**PROBLEM TO SOLVE**
Determine the count of lines holding "сливки" and give that count alone.

[Begin]

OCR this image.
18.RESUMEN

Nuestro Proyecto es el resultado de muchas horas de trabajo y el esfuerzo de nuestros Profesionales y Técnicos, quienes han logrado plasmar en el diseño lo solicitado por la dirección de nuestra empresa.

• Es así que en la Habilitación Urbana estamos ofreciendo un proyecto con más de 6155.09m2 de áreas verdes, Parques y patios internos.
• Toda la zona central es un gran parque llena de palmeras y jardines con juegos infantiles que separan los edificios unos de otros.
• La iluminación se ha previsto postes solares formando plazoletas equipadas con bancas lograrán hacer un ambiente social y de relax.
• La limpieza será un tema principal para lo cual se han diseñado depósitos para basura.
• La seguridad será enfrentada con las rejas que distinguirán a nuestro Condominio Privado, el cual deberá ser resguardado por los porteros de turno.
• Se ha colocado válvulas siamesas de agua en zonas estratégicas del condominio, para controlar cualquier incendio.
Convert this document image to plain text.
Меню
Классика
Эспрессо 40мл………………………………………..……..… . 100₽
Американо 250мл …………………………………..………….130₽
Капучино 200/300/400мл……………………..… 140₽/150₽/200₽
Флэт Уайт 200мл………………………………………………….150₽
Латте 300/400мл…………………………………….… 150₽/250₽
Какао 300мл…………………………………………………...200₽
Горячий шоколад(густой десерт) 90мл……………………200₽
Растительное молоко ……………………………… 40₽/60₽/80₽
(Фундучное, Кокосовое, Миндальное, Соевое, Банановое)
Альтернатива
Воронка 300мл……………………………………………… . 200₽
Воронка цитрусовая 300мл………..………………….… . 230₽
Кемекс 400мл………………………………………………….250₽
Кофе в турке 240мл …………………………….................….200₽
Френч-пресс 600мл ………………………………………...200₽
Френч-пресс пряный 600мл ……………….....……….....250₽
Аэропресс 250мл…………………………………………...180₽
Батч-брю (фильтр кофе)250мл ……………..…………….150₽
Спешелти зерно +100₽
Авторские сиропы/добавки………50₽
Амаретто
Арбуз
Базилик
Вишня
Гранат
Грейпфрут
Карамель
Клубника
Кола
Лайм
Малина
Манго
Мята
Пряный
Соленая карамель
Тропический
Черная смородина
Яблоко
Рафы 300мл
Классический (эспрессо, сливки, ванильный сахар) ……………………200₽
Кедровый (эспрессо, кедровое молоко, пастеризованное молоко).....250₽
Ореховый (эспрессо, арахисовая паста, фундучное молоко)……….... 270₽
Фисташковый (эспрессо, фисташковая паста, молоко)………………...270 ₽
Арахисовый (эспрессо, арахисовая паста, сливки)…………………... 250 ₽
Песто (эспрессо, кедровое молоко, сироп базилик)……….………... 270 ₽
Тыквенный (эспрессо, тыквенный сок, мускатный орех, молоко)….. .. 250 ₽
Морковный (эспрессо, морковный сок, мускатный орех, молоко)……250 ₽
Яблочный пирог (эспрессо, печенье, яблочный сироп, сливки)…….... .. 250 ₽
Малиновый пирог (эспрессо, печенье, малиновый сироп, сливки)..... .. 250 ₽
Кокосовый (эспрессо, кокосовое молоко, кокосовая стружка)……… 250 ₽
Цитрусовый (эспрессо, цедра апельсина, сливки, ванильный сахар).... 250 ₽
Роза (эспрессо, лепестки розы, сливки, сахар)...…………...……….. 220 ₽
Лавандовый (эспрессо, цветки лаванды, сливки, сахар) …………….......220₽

[End]

**SOLUTION FOR THIS EXERCISE**
7